### Exercise goal
Return all of the data exactly, with nothing left out but the pictures.

### Data shown
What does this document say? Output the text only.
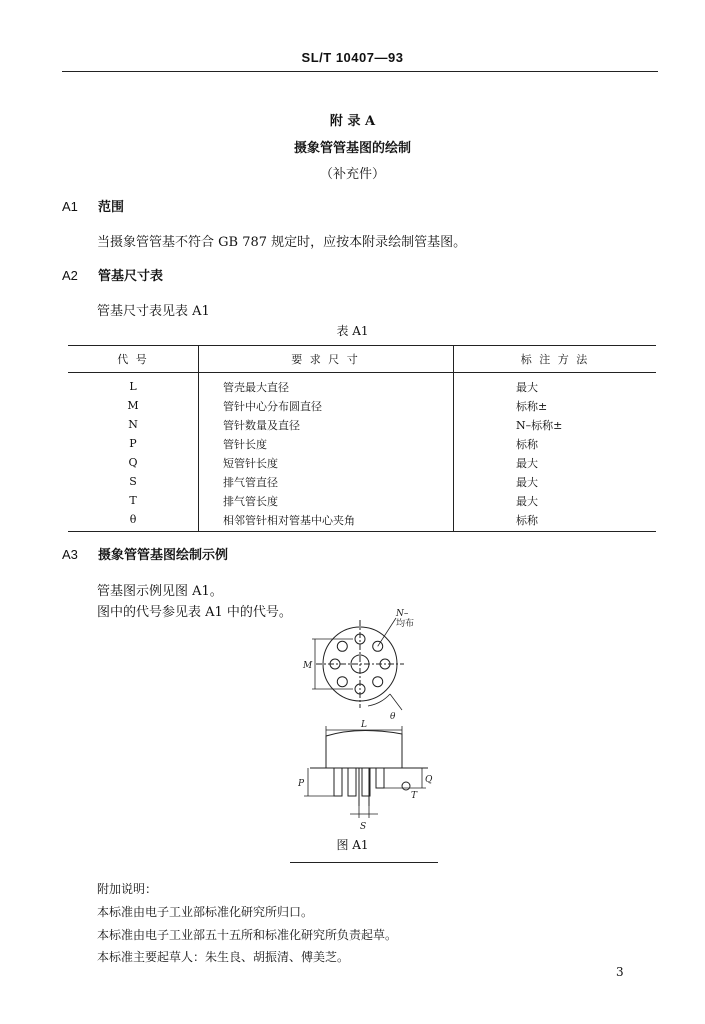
SL/T 10407—93
附 录 A
摄象管管基图的绘制
（补充件）
A1 范围
当摄象管管基不符合 GB 787 规定时，应按本附录绘制管基图。
A2 管基尺寸表
管基尺寸表见表 A1
表 A1
代 号	要 求 尺 寸	标 注 方 法
L	管壳最大直径	最大
M	管针中心分布圆直径	标称±
N	管针数量及直径	N–标称±
P	管针长度	标称
Q	短管针长度	最大
S	排气管直径	最大
T	排气管长度	最大
θ	相邻管针相对管基中心夹角	标称
A3 摄象管管基图绘制示例
管基图示例见图 A1。
图中的代号参见表 A1 中的代号。	N–
均布
M
θ
L
P	Q
S
T
图 A1
附加说明：
本标准由电子工业部标准化研究所归口。
本标准由电子工业部五十五所和标准化研究所负责起草。
本标准主要起草人：朱生良、胡振清、傅美芝。
3
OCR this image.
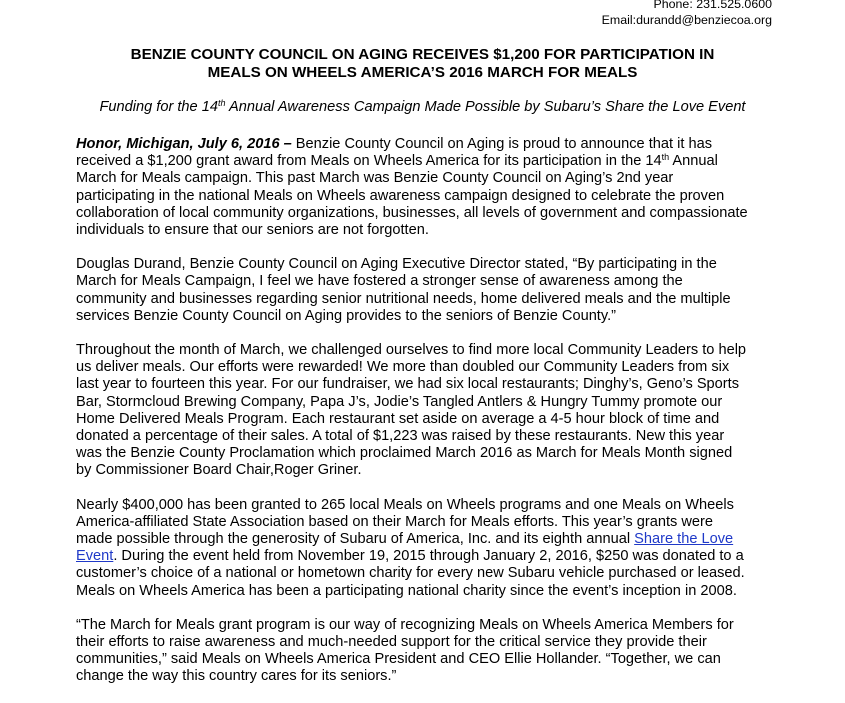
Phone: 231.525.0600
Email:durandd@benziecoa.org
BENZIE COUNTY COUNCIL ON AGING RECEIVES $1,200 FOR PARTICIPATION IN
MEALS ON WHEELS AMERICA’S 2016 MARCH FOR MEALS
Funding for the 14th Annual Awareness Campaign Made Possible by Subaru’s Share the Love Event
Honor, Michigan, July 6, 2016 – Benzie County Council on Aging is proud to announce that it has
received a $1,200 grant award from Meals on Wheels America for its participation in the 14th Annual
March for Meals campaign. This past March was Benzie County Council on Aging’s 2nd year
participating in the national Meals on Wheels awareness campaign designed to celebrate the proven
collaboration of local community organizations, businesses, all levels of government and compassionate
individuals to ensure that our seniors are not forgotten.
Douglas Durand, Benzie County Council on Aging Executive Director stated, “By participating in the
March for Meals Campaign, I feel we have fostered a stronger sense of awareness among the
community and businesses regarding senior nutritional needs, home delivered meals and the multiple
services Benzie County Council on Aging provides to the seniors of Benzie County.”
Throughout the month of March, we challenged ourselves to find more local Community Leaders to help
us deliver meals. Our efforts were rewarded! We more than doubled our Community Leaders from six
last year to fourteen this year. For our fundraiser, we had six local restaurants; Dinghy’s, Geno’s Sports
Bar, Stormcloud Brewing Company, Papa J’s, Jodie’s Tangled Antlers & Hungry Tummy promote our
Home Delivered Meals Program. Each restaurant set aside on average a 4-5 hour block of time and
donated a percentage of their sales. A total of $1,223 was raised by these restaurants. New this year
was the Benzie County Proclamation which proclaimed March 2016 as March for Meals Month signed
by Commissioner Board Chair,Roger Griner.
Nearly $400,000 has been granted to 265 local Meals on Wheels programs and one Meals on Wheels
America-affiliated State Association based on their March for Meals efforts. This year’s grants were
made possible through the generosity of Subaru of America, Inc. and its eighth annual Share the Love
Event. During the event held from November 19, 2015 through January 2, 2016, $250 was donated to a
customer’s choice of a national or hometown charity for every new Subaru vehicle purchased or leased.
Meals on Wheels America has been a participating national charity since the event’s inception in 2008.
“The March for Meals grant program is our way of recognizing Meals on Wheels America Members for
their efforts to raise awareness and much-needed support for the critical service they provide their
communities,” said Meals on Wheels America President and CEO Ellie Hollander. “Together, we can
change the way this country cares for its seniors.”
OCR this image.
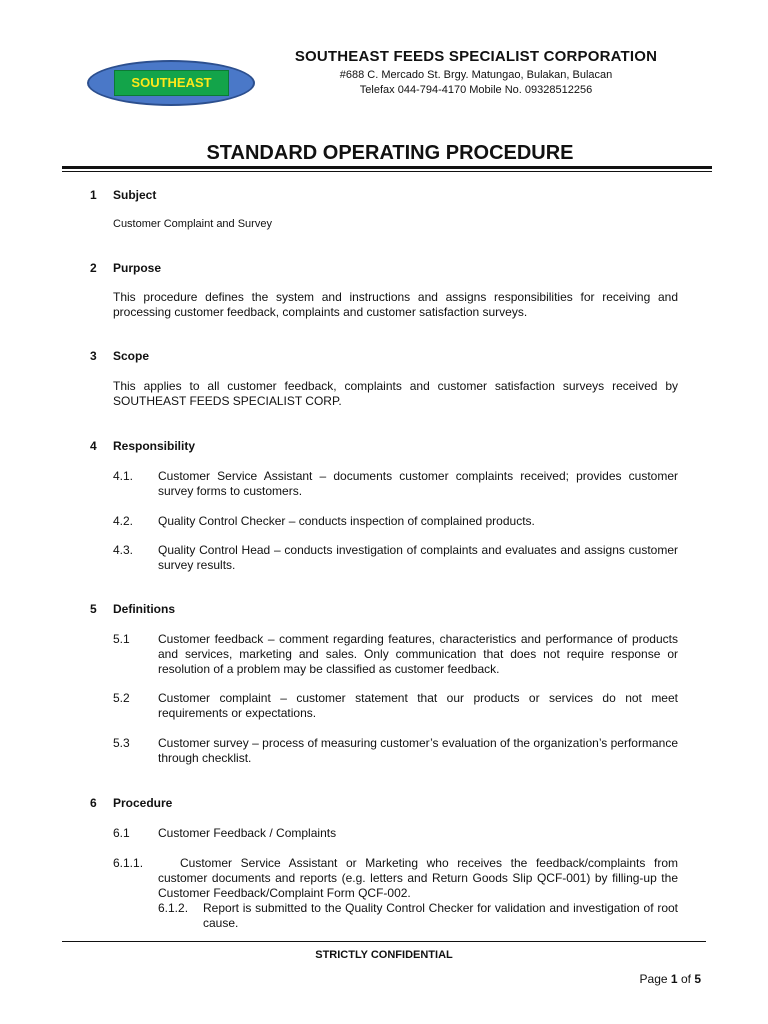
SOUTHEAST
SOUTHEAST FEEDS SPECIALIST CORPORATION
#688 C. Mercado St. Brgy. Matungao, Bulakan, Bulacan
Telefax 044-794-4170 Mobile No. 09328512256
STANDARD OPERATING PROCEDURE
1 Subject
Customer Complaint and Survey
2 Purpose
This procedure defines the system and instructions and assigns responsibilities for receiving and processing customer feedback, complaints and customer satisfaction surveys.
3 Scope
This applies to all customer feedback, complaints and customer satisfaction surveys received by SOUTHEAST FEEDS SPECIALIST CORP.
4 Responsibility
4.1. Customer Service Assistant – documents customer complaints received; provides customer survey forms to customers.
4.2. Quality Control Checker – conducts inspection of complained products.
4.3. Quality Control Head – conducts investigation of complaints and evaluates and assigns customer survey results.
5 Definitions
5.1 Customer feedback – comment regarding features, characteristics and performance of products and services, marketing and sales. Only communication that does not require response or resolution of a problem may be classified as customer feedback.
5.2 Customer complaint – customer statement that our products or services do not meet requirements or expectations.
5.3 Customer survey – process of measuring customer’s evaluation of the organization’s performance through checklist.
6 Procedure
6.1 Customer Feedback / Complaints
6.1.1.	Customer Service Assistant or Marketing who receives the feedback/complaints from customer documents and reports (e.g. letters and Return Goods Slip QCF-001) by filling-up the Customer Feedback/Complaint Form QCF-002.
6.1.2. Report is submitted to the Quality Control Checker for validation and investigation of root cause.
STRICTLY CONFIDENTIAL
Page 1 of 5
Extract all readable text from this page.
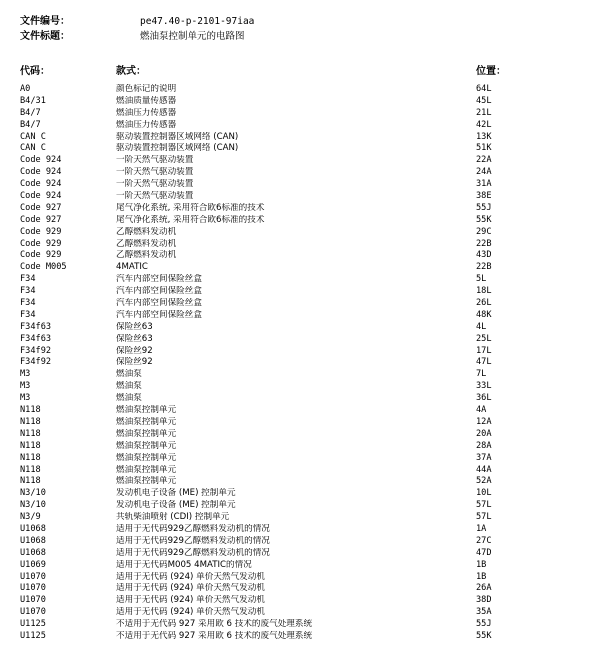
文件编号：	pe47.40-p-2101-97iaa
文件标题：	燃油泵控制单元的电路图
代码：	款式：	位置：
A0	颜色标记的说明	64L
B4/31	燃油质量传感器	45L
B4/7	燃油压力传感器	21L
B4/7	燃油压力传感器	42L
CAN C	驱动装置控制器区域网络 (CAN)	13K
CAN C	驱动装置控制器区域网络 (CAN)	51K
Code 924	一阶天然气驱动装置	22A
Code 924	一阶天然气驱动装置	24A
Code 924	一阶天然气驱动装置	31A
Code 924	一阶天然气驱动装置	38E
Code 927	尾气净化系统, 采用符合欧6标准的技术	55J
Code 927	尾气净化系统, 采用符合欧6标准的技术	55K
Code 929	乙醇燃料发动机	29C
Code 929	乙醇燃料发动机	22B
Code 929	乙醇燃料发动机	43D
Code M005	4MATIC	22B
F34	汽车内部空间保险丝盒	5L
F34	汽车内部空间保险丝盒	18L
F34	汽车内部空间保险丝盒	26L
F34	汽车内部空间保险丝盒	48K
F34f63	保险丝63	4L
F34f63	保险丝63	25L
F34f92	保险丝92	17L
F34f92	保险丝92	47L
M3	燃油泵	7L
M3	燃油泵	33L
M3	燃油泵	36L
N118	燃油泵控制单元	4A
N118	燃油泵控制单元	12A
N118	燃油泵控制单元	20A
N118	燃油泵控制单元	28A
N118	燃油泵控制单元	37A
N118	燃油泵控制单元	44A
N118	燃油泵控制单元	52A
N3/10	发动机电子设备 (ME) 控制单元	10L
N3/10	发动机电子设备 (ME) 控制单元	57L
N3/9	共轨柴油喷射 (CDI) 控制单元	57L
U1068	适用于无代码929乙醇燃料发动机的情况	1A
U1068	适用于无代码929乙醇燃料发动机的情况	27C
U1068	适用于无代码929乙醇燃料发动机的情况	47D
U1069	适用于无代码M005 4MATIC的情况	1B
U1070	适用于无代码 (924) 单价天然气发动机	1B
U1070	适用于无代码 (924) 单价天然气发动机	26A
U1070	适用于无代码 (924) 单价天然气发动机	38D
U1070	适用于无代码 (924) 单价天然气发动机	35A
U1125	不适用于无代码 927 采用欧 6 技术的废气处理系统	55J
U1125	不适用于无代码 927 采用欧 6 技术的废气处理系统	55K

### Reply
What does this document say? Output the text only.
SL/T 10407—93
附 录 A
摄象管管基图的绘制
（补充件）
A1 范围
当摄象管管基不符合 GB 787 规定时，应按本附录绘制管基图。
A2 管基尺寸表
管基尺寸表见表 A1
表 A1
代 号	要 求 尺 寸	标 注 方 法
L	管壳最大直径	最大
M	管针中心分布圆直径	标称±
N	管针数量及直径	N–标称±
P	管针长度	标称
Q	短管针长度	最大
S	排气管直径	最大
T	排气管长度	最大
θ	相邻管针相对管基中心夹角	标称
A3 摄象管管基图绘制示例
管基图示例见图 A1。
图中的代号参见表 A1 中的代号。	N–
均布
M
θ
L
P	Q
S
T
图 A1
附加说明：
本标准由电子工业部标准化研究所归口。
本标准由电子工业部五十五所和标准化研究所负责起草。
本标准主要起草人：朱生良、胡振清、傅美芝。
3
OCR this image.
Phone: 231.525.0600
Email:durandd@benziecoa.org
BENZIE COUNTY COUNCIL ON AGING RECEIVES $1,200 FOR PARTICIPATION IN
MEALS ON WHEELS AMERICA’S 2016 MARCH FOR MEALS
Funding for the 14th Annual Awareness Campaign Made Possible by Subaru’s Share the Love Event
Honor, Michigan, July 6, 2016 – Benzie County Council on Aging is proud to announce that it has
received a $1,200 grant award from Meals on Wheels America for its participation in the 14th Annual
March for Meals campaign. This past March was Benzie County Council on Aging’s 2nd year
participating in the national Meals on Wheels awareness campaign designed to celebrate the proven
collaboration of local community organizations, businesses, all levels of government and compassionate
individuals to ensure that our seniors are not forgotten.
Douglas Durand, Benzie County Council on Aging Executive Director stated, “By participating in the
March for Meals Campaign, I feel we have fostered a stronger sense of awareness among the
community and businesses regarding senior nutritional needs, home delivered meals and the multiple
services Benzie County Council on Aging provides to the seniors of Benzie County.”
Throughout the month of March, we challenged ourselves to find more local Community Leaders to help
us deliver meals. Our efforts were rewarded! We more than doubled our Community Leaders from six
last year to fourteen this year. For our fundraiser, we had six local restaurants; Dinghy’s, Geno’s Sports
Bar, Stormcloud Brewing Company, Papa J’s, Jodie’s Tangled Antlers & Hungry Tummy promote our
Home Delivered Meals Program. Each restaurant set aside on average a 4-5 hour block of time and
donated a percentage of their sales. A total of $1,223 was raised by these restaurants. New this year
was the Benzie County Proclamation which proclaimed March 2016 as March for Meals Month signed
by Commissioner Board Chair,Roger Griner.
Nearly $400,000 has been granted to 265 local Meals on Wheels programs and one Meals on Wheels
America-affiliated State Association based on their March for Meals efforts. This year’s grants were
made possible through the generosity of Subaru of America, Inc. and its eighth annual Share the Love
Event. During the event held from November 19, 2015 through January 2, 2016, $250 was donated to a
customer’s choice of a national or hometown charity for every new Subaru vehicle purchased or leased.
Meals on Wheels America has been a participating national charity since the event’s inception in 2008.
“The March for Meals grant program is our way of recognizing Meals on Wheels America Members for
their efforts to raise awareness and much-needed support for the critical service they provide their
communities,” said Meals on Wheels America President and CEO Ellie Hollander. “Together, we can
change the way this country cares for its seniors.”
OCR this image.
SOUTHEAST
SOUTHEAST FEEDS SPECIALIST CORPORATION
#688 C. Mercado St. Brgy. Matungao, Bulakan, Bulacan
Telefax 044-794-4170 Mobile No. 09328512256
STANDARD OPERATING PROCEDURE
1 Subject
Customer Complaint and Survey
2 Purpose
This procedure defines the system and instructions and assigns responsibilities for receiving and processing customer feedback, complaints and customer satisfaction surveys.
3 Scope
This applies to all customer feedback, complaints and customer satisfaction surveys received by SOUTHEAST FEEDS SPECIALIST CORP.
4 Responsibility
4.1. Customer Service Assistant – documents customer complaints received; provides customer survey forms to customers.
4.2. Quality Control Checker – conducts inspection of complained products.
4.3. Quality Control Head – conducts investigation of complaints and evaluates and assigns customer survey results.
5 Definitions
5.1 Customer feedback – comment regarding features, characteristics and performance of products and services, marketing and sales. Only communication that does not require response or resolution of a problem may be classified as customer feedback.
5.2 Customer complaint – customer statement that our products or services do not meet requirements or expectations.
5.3 Customer survey – process of measuring customer’s evaluation of the organization’s performance through checklist.
6 Procedure
6.1 Customer Feedback / Complaints
6.1.1.	Customer Service Assistant or Marketing who receives the feedback/complaints from customer documents and reports (e.g. letters and Return Goods Slip QCF-001) by filling-up the Customer Feedback/Complaint Form QCF-002.
6.1.2. Report is submitted to the Quality Control Checker for validation and investigation of root cause.
STRICTLY CONFIDENTIAL
Page 1 of 5
Extract all readable text from this page.
文件编号：	pe47.40-p-2101-97iaa
文件标题：	燃油泵控制单元的电路图
代码：	款式：	位置：
A0	颜色标记的说明	64L
B4/31	燃油质量传感器	45L
B4/7	燃油压力传感器	21L
B4/7	燃油压力传感器	42L
CAN C	驱动装置控制器区域网络 (CAN)	13K
CAN C	驱动装置控制器区域网络 (CAN)	51K
Code 924	一阶天然气驱动装置	22A
Code 924	一阶天然气驱动装置	24A
Code 924	一阶天然气驱动装置	31A
Code 924	一阶天然气驱动装置	38E
Code 927	尾气净化系统, 采用符合欧6标准的技术	55J
Code 927	尾气净化系统, 采用符合欧6标准的技术	55K
Code 929	乙醇燃料发动机	29C
Code 929	乙醇燃料发动机	22B
Code 929	乙醇燃料发动机	43D
Code M005	4MATIC	22B
F34	汽车内部空间保险丝盒	5L
F34	汽车内部空间保险丝盒	18L
F34	汽车内部空间保险丝盒	26L
F34	汽车内部空间保险丝盒	48K
F34f63	保险丝63	4L
F34f63	保险丝63	25L
F34f92	保险丝92	17L
F34f92	保险丝92	47L
M3	燃油泵	7L
M3	燃油泵	33L
M3	燃油泵	36L
N118	燃油泵控制单元	4A
N118	燃油泵控制单元	12A
N118	燃油泵控制单元	20A
N118	燃油泵控制单元	28A
N118	燃油泵控制单元	37A
N118	燃油泵控制单元	44A
N118	燃油泵控制单元	52A
N3/10	发动机电子设备 (ME) 控制单元	10L
N3/10	发动机电子设备 (ME) 控制单元	57L
N3/9	共轨柴油喷射 (CDI) 控制单元	57L
U1068	适用于无代码929乙醇燃料发动机的情况	1A
U1068	适用于无代码929乙醇燃料发动机的情况	27C
U1068	适用于无代码929乙醇燃料发动机的情况	47D
U1069	适用于无代码M005 4MATIC的情况	1B
U1070	适用于无代码 (924) 单价天然气发动机	1B
U1070	适用于无代码 (924) 单价天然气发动机	26A
U1070	适用于无代码 (924) 单价天然气发动机	38D
U1070	适用于无代码 (924) 单价天然气发动机	35A
U1125	不适用于无代码 927 采用欧 6 技术的废气处理系统	55J
U1125	不适用于无代码 927 采用欧 6 技术的废气处理系统	55K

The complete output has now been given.